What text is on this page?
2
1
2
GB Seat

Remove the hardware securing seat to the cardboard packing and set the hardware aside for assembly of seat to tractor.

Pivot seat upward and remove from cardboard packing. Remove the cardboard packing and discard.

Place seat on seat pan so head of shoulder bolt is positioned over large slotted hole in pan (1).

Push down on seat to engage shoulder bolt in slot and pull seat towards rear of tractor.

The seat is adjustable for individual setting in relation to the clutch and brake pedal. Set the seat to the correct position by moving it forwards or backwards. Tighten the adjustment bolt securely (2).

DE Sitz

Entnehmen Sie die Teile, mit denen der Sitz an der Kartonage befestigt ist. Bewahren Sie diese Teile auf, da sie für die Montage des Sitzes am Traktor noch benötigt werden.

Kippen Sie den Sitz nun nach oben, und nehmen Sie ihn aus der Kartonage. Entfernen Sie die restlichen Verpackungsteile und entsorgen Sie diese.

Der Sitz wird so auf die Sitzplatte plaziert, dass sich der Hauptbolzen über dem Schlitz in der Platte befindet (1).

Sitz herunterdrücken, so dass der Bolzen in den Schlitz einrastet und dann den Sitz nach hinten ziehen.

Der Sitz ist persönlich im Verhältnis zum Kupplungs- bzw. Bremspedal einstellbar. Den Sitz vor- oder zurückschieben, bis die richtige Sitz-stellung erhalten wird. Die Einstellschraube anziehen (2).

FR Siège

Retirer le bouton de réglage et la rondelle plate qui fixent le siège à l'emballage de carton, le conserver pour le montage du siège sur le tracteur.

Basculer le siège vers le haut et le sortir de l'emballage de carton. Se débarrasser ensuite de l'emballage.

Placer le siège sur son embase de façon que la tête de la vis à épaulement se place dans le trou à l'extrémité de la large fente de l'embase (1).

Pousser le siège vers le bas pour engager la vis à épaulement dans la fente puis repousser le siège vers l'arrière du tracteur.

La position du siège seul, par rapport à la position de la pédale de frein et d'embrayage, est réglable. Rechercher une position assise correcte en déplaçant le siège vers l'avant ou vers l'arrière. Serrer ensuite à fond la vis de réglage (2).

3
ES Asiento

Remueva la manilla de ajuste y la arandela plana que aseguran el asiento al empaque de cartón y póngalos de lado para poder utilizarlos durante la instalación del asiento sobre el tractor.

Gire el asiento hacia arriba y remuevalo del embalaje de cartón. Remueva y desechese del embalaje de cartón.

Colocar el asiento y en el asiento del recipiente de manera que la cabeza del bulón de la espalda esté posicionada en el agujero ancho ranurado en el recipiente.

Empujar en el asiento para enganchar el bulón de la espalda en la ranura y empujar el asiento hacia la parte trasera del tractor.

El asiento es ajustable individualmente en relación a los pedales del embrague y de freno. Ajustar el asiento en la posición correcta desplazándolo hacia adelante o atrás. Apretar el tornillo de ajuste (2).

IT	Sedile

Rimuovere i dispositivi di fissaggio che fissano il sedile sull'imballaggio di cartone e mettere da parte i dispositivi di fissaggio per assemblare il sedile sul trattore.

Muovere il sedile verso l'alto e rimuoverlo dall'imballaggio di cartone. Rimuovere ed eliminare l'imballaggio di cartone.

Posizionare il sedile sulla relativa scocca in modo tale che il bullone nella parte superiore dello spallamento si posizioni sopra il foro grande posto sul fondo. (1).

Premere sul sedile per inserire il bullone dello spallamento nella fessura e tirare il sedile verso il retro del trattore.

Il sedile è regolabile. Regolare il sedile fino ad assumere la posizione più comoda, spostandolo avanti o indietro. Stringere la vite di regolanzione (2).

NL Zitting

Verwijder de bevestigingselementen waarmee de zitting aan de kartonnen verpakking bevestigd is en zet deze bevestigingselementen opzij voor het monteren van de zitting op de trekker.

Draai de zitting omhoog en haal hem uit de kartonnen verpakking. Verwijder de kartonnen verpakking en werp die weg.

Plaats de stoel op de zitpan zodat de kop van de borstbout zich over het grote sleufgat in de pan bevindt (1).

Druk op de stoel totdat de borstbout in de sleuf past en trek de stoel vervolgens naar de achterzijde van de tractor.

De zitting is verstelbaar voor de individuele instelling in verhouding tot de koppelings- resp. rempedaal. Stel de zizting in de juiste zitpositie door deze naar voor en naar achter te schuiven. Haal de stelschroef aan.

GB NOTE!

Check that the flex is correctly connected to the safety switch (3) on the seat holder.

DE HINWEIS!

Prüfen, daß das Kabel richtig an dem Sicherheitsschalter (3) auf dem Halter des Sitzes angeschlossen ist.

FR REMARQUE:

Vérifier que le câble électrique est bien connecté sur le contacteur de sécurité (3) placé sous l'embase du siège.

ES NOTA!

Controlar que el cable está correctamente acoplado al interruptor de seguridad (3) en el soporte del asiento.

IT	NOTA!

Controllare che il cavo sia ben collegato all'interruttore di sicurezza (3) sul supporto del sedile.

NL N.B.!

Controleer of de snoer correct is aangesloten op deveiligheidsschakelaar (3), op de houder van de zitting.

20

________

[YOUR TASK]:
Write out the listing once more, matching it exactly.

[COMPLETE RESPONSE]:
What text is on this page?
2
1
2
GB Seat

Remove the hardware securing seat to the cardboard packing and set the hardware aside for assembly of seat to tractor.

Pivot seat upward and remove from cardboard packing. Remove the cardboard packing and discard.

Place seat on seat pan so head of shoulder bolt is positioned over large slotted hole in pan (1).

Push down on seat to engage shoulder bolt in slot and pull seat towards rear of tractor.

The seat is adjustable for individual setting in relation to the clutch and brake pedal. Set the seat to the correct position by moving it forwards or backwards. Tighten the adjustment bolt securely (2).

DE Sitz

Entnehmen Sie die Teile, mit denen der Sitz an der Kartonage befestigt ist. Bewahren Sie diese Teile auf, da sie für die Montage des Sitzes am Traktor noch benötigt werden.

Kippen Sie den Sitz nun nach oben, und nehmen Sie ihn aus der Kartonage. Entfernen Sie die restlichen Verpackungsteile und entsorgen Sie diese.

Der Sitz wird so auf die Sitzplatte plaziert, dass sich der Hauptbolzen über dem Schlitz in der Platte befindet (1).

Sitz herunterdrücken, so dass der Bolzen in den Schlitz einrastet und dann den Sitz nach hinten ziehen.

Der Sitz ist persönlich im Verhältnis zum Kupplungs- bzw. Bremspedal einstellbar. Den Sitz vor- oder zurückschieben, bis die richtige Sitz-stellung erhalten wird. Die Einstellschraube anziehen (2).

FR Siège

Retirer le bouton de réglage et la rondelle plate qui fixent le siège à l'emballage de carton, le conserver pour le montage du siège sur le tracteur.

Basculer le siège vers le haut et le sortir de l'emballage de carton. Se débarrasser ensuite de l'emballage.

Placer le siège sur son embase de façon que la tête de la vis à épaulement se place dans le trou à l'extrémité de la large fente de l'embase (1).

Pousser le siège vers le bas pour engager la vis à épaulement dans la fente puis repousser le siège vers l'arrière du tracteur.

La position du siège seul, par rapport à la position de la pédale de frein et d'embrayage, est réglable. Rechercher une position assise correcte en déplaçant le siège vers l'avant ou vers l'arrière. Serrer ensuite à fond la vis de réglage (2).

3
ES Asiento

Remueva la manilla de ajuste y la arandela plana que aseguran el asiento al empaque de cartón y póngalos de lado para poder utilizarlos durante la instalación del asiento sobre el tractor.

Gire el asiento hacia arriba y remuevalo del embalaje de cartón. Remueva y desechese del embalaje de cartón.

Colocar el asiento y en el asiento del recipiente de manera que la cabeza del bulón de la espalda esté posicionada en el agujero ancho ranurado en el recipiente.

Empujar en el asiento para enganchar el bulón de la espalda en la ranura y empujar el asiento hacia la parte trasera del tractor.

El asiento es ajustable individualmente en relación a los pedales del embrague y de freno. Ajustar el asiento en la posición correcta desplazándolo hacia adelante o atrás. Apretar el tornillo de ajuste (2).

IT	Sedile

Rimuovere i dispositivi di fissaggio che fissano il sedile sull'imballaggio di cartone e mettere da parte i dispositivi di fissaggio per assemblare il sedile sul trattore.

Muovere il sedile verso l'alto e rimuoverlo dall'imballaggio di cartone. Rimuovere ed eliminare l'imballaggio di cartone.

Posizionare il sedile sulla relativa scocca in modo tale che il bullone nella parte superiore dello spallamento si posizioni sopra il foro grande posto sul fondo. (1).

Premere sul sedile per inserire il bullone dello spallamento nella fessura e tirare il sedile verso il retro del trattore.

Il sedile è regolabile. Regolare il sedile fino ad assumere la posizione più comoda, spostandolo avanti o indietro. Stringere la vite di regolanzione (2).

NL Zitting

Verwijder de bevestigingselementen waarmee de zitting aan de kartonnen verpakking bevestigd is en zet deze bevestigingselementen opzij voor het monteren van de zitting op de trekker.

Draai de zitting omhoog en haal hem uit de kartonnen verpakking. Verwijder de kartonnen verpakking en werp die weg.

Plaats de stoel op de zitpan zodat de kop van de borstbout zich over het grote sleufgat in de pan bevindt (1).

Druk op de stoel totdat de borstbout in de sleuf past en trek de stoel vervolgens naar de achterzijde van de tractor.

De zitting is verstelbaar voor de individuele instelling in verhouding tot de koppelings- resp. rempedaal. Stel de zizting in de juiste zitpositie door deze naar voor en naar achter te schuiven. Haal de stelschroef aan.

GB NOTE!

Check that the flex is correctly connected to the safety switch (3) on the seat holder.

DE HINWEIS!

Prüfen, daß das Kabel richtig an dem Sicherheitsschalter (3) auf dem Halter des Sitzes angeschlossen ist.

FR REMARQUE:

Vérifier que le câble électrique est bien connecté sur le contacteur de sécurité (3) placé sous l'embase du siège.

ES NOTA!

Controlar que el cable está correctamente acoplado al interruptor de seguridad (3) en el soporte del asiento.

IT	NOTA!

Controllare che il cavo sia ben collegato all'interruttore di sicurezza (3) sul supporto del sedile.

NL N.B.!

Controleer of de snoer correct is aangesloten op deveiligheidsschakelaar (3), op de houder van de zitting.

20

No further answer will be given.